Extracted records
------------
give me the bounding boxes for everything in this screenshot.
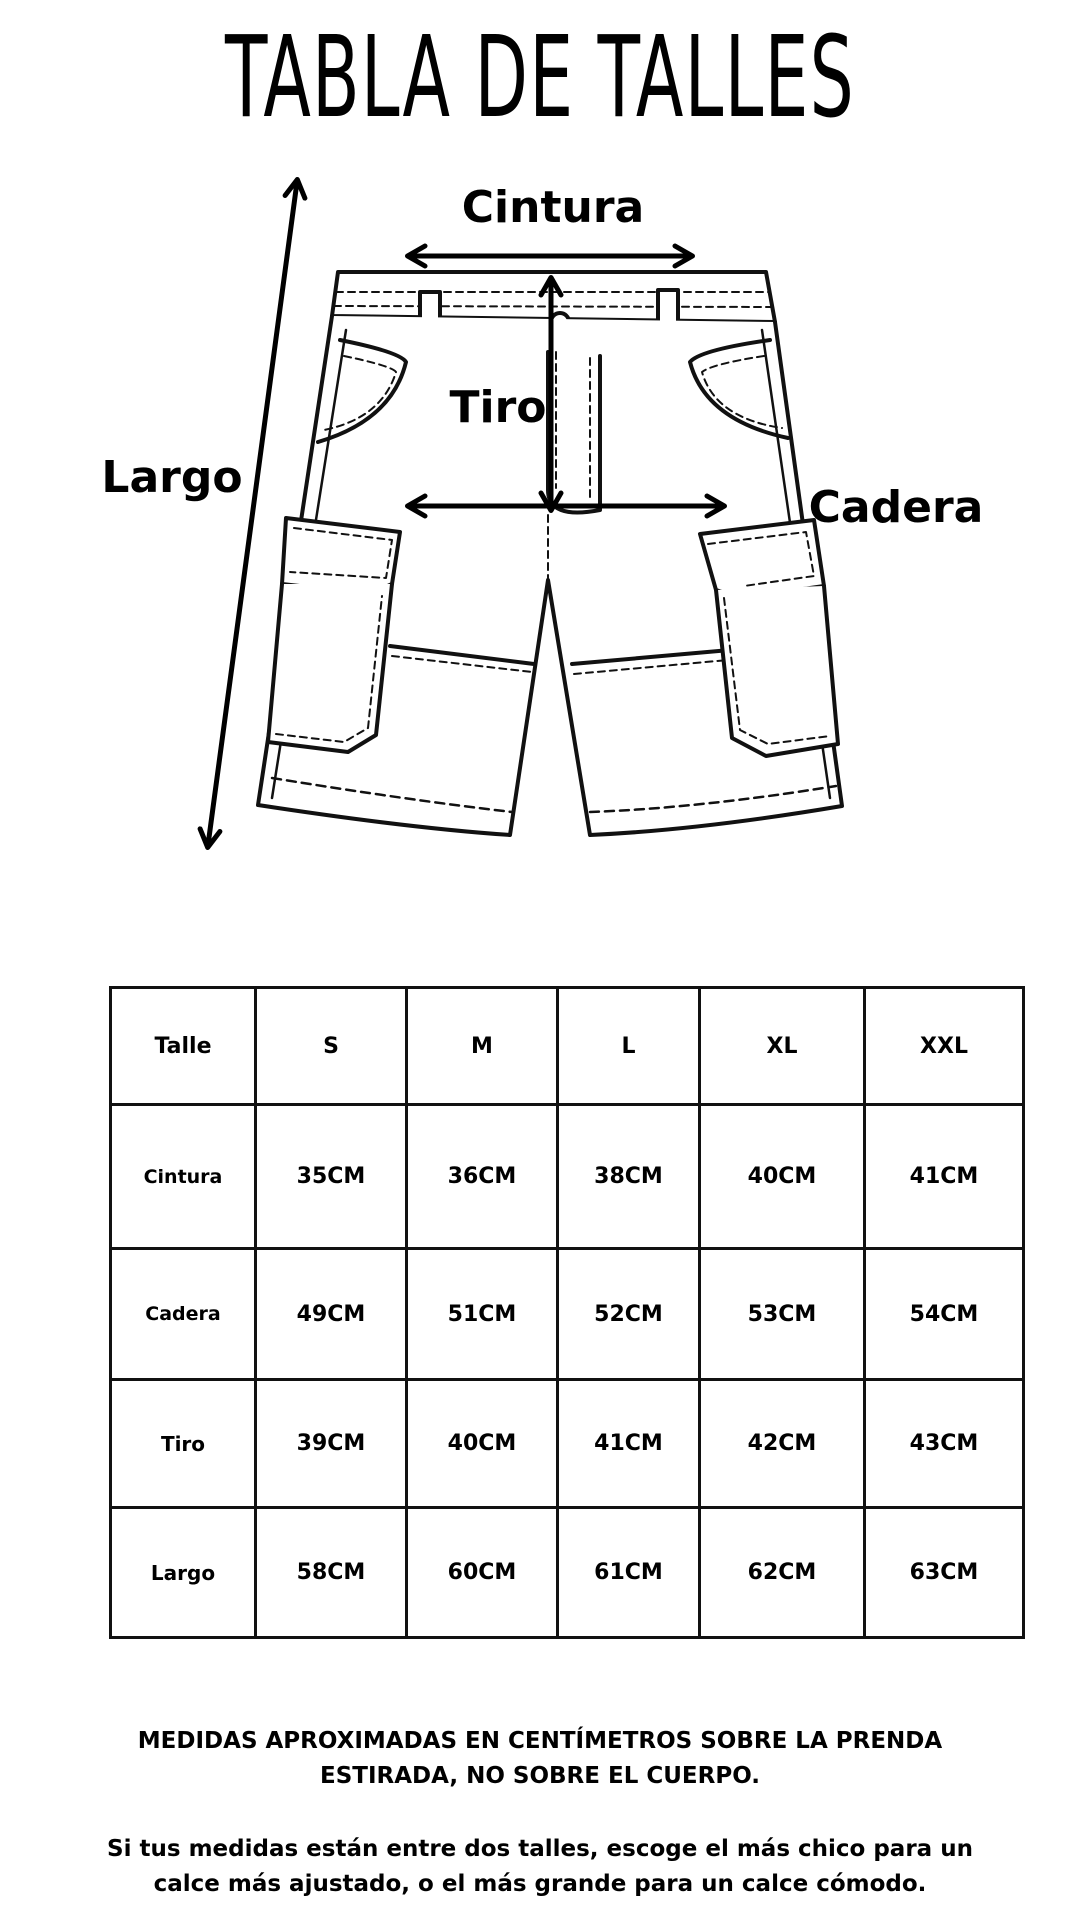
table-cell: 41CM [558, 1380, 700, 1508]
measurement-note: MEDIDAS APROXIMADAS EN CENTÍMETROS SOBRE LA PRENDA ESTIRADA, NO SOBRE EL CUERPO. [137, 1728, 943, 1789]
table-row [111, 1380, 1024, 1508]
table-cell: 52CM [558, 1249, 700, 1380]
table-cell: 63CM [865, 1508, 1024, 1638]
header-cell-l: L [558, 988, 700, 1105]
largo-label: Largo [101, 452, 243, 503]
cadera-label: Cadera [808, 482, 984, 533]
table-cell: 54CM [865, 1249, 1024, 1380]
table-cell: 40CM [700, 1105, 865, 1249]
table-row [111, 1105, 1024, 1249]
row-label: Tiro [111, 1380, 256, 1508]
table-cell: 42CM [700, 1380, 865, 1508]
header-cell-xl: XL [700, 988, 865, 1105]
table-cell: 58CM [256, 1508, 407, 1638]
table-header-row [111, 988, 1024, 1105]
table-cell: 35CM [256, 1105, 407, 1249]
header-cell-m: M [407, 988, 558, 1105]
cintura-label: Cintura [461, 182, 645, 233]
header-cell-xxl: XXL [865, 988, 1024, 1105]
table-cell: 36CM [407, 1105, 558, 1249]
tiro-label: Tiro [449, 382, 547, 433]
table-cell: 38CM [558, 1105, 700, 1249]
page-title: TABLA DE TALLES [225, 13, 855, 143]
table-cell: 41CM [865, 1105, 1024, 1249]
size-table [109, 986, 1025, 1639]
row-label: Cintura [111, 1105, 256, 1249]
fit-advice-note: Si tus medidas están entre dos talles, escoge el más chico para un calce más ajustado, o el más grande para un calce cómodo. [107, 1836, 973, 1897]
table-cell: 60CM [407, 1508, 558, 1638]
table-cell: 62CM [700, 1508, 865, 1638]
table-cell: 61CM [558, 1508, 700, 1638]
table-cell: 53CM [700, 1249, 865, 1380]
table-cell: 49CM [256, 1249, 407, 1380]
table-cell: 39CM [256, 1380, 407, 1508]
table-cell: 43CM [865, 1380, 1024, 1508]
table-row [111, 1249, 1024, 1380]
header-cell-s: S [256, 988, 407, 1105]
table-cell: 51CM [407, 1249, 558, 1380]
header-cell-talle: Talle [111, 988, 256, 1105]
table-cell: 40CM [407, 1380, 558, 1508]
row-label: Cadera [111, 1249, 256, 1380]
table-row [111, 1508, 1024, 1638]
row-label: Largo [111, 1508, 256, 1638]
shorts-diagram [0, 150, 1080, 870]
------------
Problem details
Rewrite every line of the data above, renaming "table-cell" to "size-cell" wherever it occurs and changing nothing else. Omit the picture lines from your answer.

Worked solution
give me the bounding boxes for everything in this screenshot.
size-cell: 41CM [558, 1380, 700, 1508]
measurement-note: MEDIDAS APROXIMADAS EN CENTÍMETROS SOBRE LA PRENDA ESTIRADA, NO SOBRE EL CUERPO. [137, 1728, 943, 1789]
table-row [111, 1380, 1024, 1508]
size-cell: 52CM [558, 1249, 700, 1380]
size-cell: 63CM [865, 1508, 1024, 1638]
header-cell-l: L [558, 988, 700, 1105]
largo-label: Largo [101, 452, 243, 503]
cadera-label: Cadera [808, 482, 984, 533]
size-cell: 54CM [865, 1249, 1024, 1380]
size-cell: 40CM [700, 1105, 865, 1249]
table-row [111, 1105, 1024, 1249]
row-label: Tiro [111, 1380, 256, 1508]
size-cell: 42CM [700, 1380, 865, 1508]
header-cell-xl: XL [700, 988, 865, 1105]
size-cell: 58CM [256, 1508, 407, 1638]
table-header-row [111, 988, 1024, 1105]
size-cell: 35CM [256, 1105, 407, 1249]
header-cell-m: M [407, 988, 558, 1105]
cintura-label: Cintura [461, 182, 645, 233]
header-cell-xxl: XXL [865, 988, 1024, 1105]
size-cell: 36CM [407, 1105, 558, 1249]
tiro-label: Tiro [449, 382, 547, 433]
size-cell: 38CM [558, 1105, 700, 1249]
page-title: TABLA DE TALLES [225, 13, 855, 143]
size-cell: 41CM [865, 1105, 1024, 1249]
size-table [109, 986, 1025, 1639]
row-label: Cintura [111, 1105, 256, 1249]
fit-advice-note: Si tus medidas están entre dos talles, escoge el más chico para un calce más ajustado, o el más grande para un calce cómodo. [107, 1836, 973, 1897]
size-cell: 60CM [407, 1508, 558, 1638]
size-cell: 62CM [700, 1508, 865, 1638]
size-cell: 61CM [558, 1508, 700, 1638]
size-cell: 53CM [700, 1249, 865, 1380]
size-cell: 49CM [256, 1249, 407, 1380]
size-cell: 39CM [256, 1380, 407, 1508]
size-cell: 43CM [865, 1380, 1024, 1508]
table-row [111, 1249, 1024, 1380]
header-cell-s: S [256, 988, 407, 1105]
size-cell: 51CM [407, 1249, 558, 1380]
header-cell-talle: Talle [111, 988, 256, 1105]
size-cell: 40CM [407, 1380, 558, 1508]
row-label: Cadera [111, 1249, 256, 1380]
table-row [111, 1508, 1024, 1638]
row-label: Largo [111, 1508, 256, 1638]
shorts-diagram [0, 150, 1080, 870]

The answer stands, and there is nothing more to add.